### WORK REQUIRED
From the entries below, gather every line containing the string "values".

### GIVEN RECORDS
## Start

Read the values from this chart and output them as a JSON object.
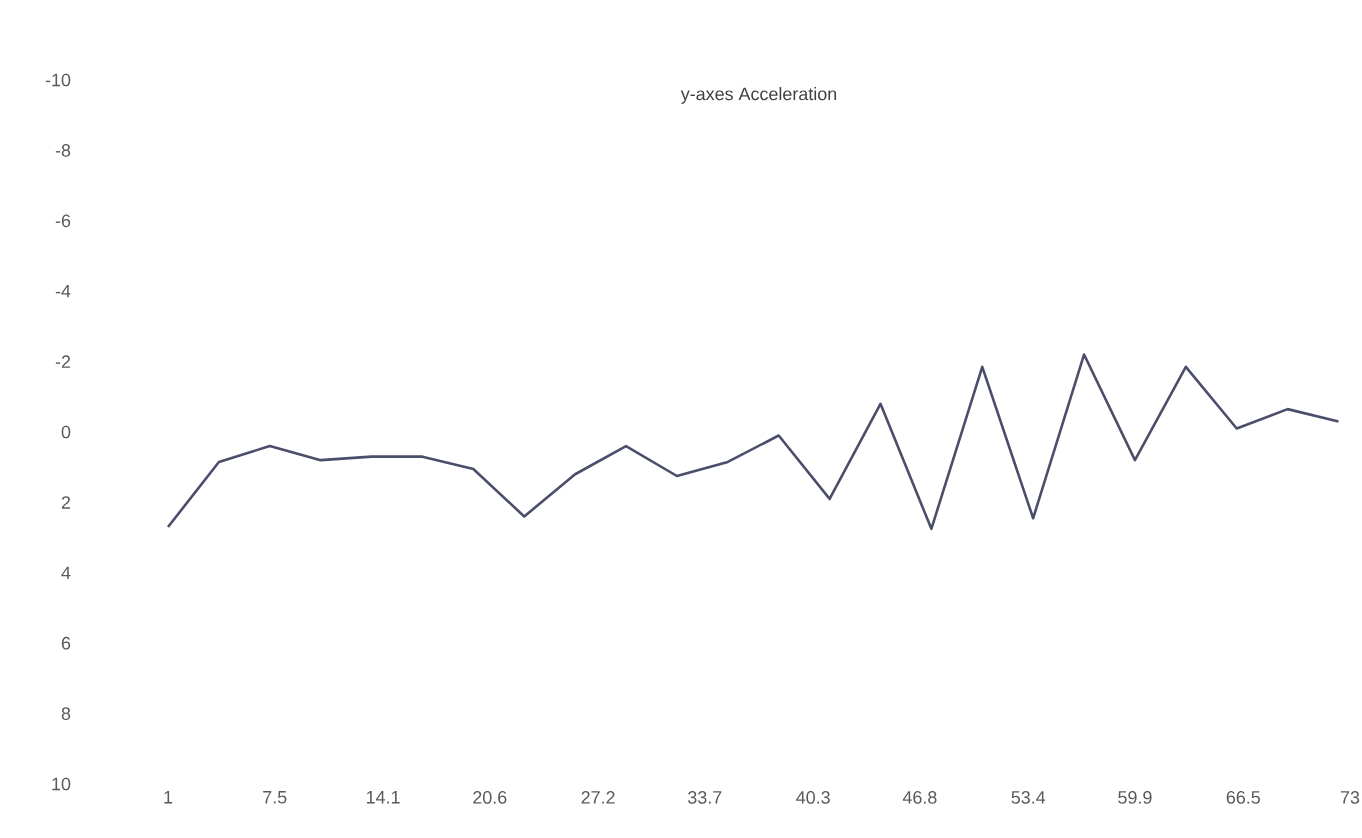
{
  "chart_data": {
    "type": "line",
    "title": "y-axes Acceleration",
    "x": [
      1,
      4.1,
      7.2,
      10.3,
      13.4,
      16.5,
      19.6,
      22.7,
      25.8,
      28.9,
      32,
      35.1,
      38.2,
      41.3,
      44.4,
      47.5,
      50.6,
      53.7,
      56.8,
      59.9,
      63,
      66.1,
      69.2,
      72.3
    ],
    "series": [
      {
        "color": "#4a4e6a",
        "values": [
          2.7,
          0.85,
          0.4,
          0.8,
          0.7,
          0.7,
          1.05,
          2.4,
          1.2,
          0.4,
          1.25,
          0.85,
          0.1,
          1.9,
          -0.8,
          2.75,
          -1.85,
          2.45,
          -2.2,
          0.8,
          -1.85,
          -0.1,
          -0.65,
          -0.3
        ]
      }
    ],
    "xlim": [
      1,
      73
    ],
    "ylim": [
      10,
      -10
    ],
    "xticks": [
      1,
      7.5,
      14.1,
      20.6,
      27.2,
      33.7,
      40.3,
      46.8,
      53.4,
      59.9,
      66.5,
      73
    ],
    "yticks": [
      -10,
      -8,
      -6,
      -4,
      -2,
      0,
      2,
      4,
      6,
      8,
      10
    ],
    "marker": "none",
    "line_style": "solid"
  }
}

## End

### SOLVED EXERCISE
Read the values from this chart and output them as a JSON object.
        "values": [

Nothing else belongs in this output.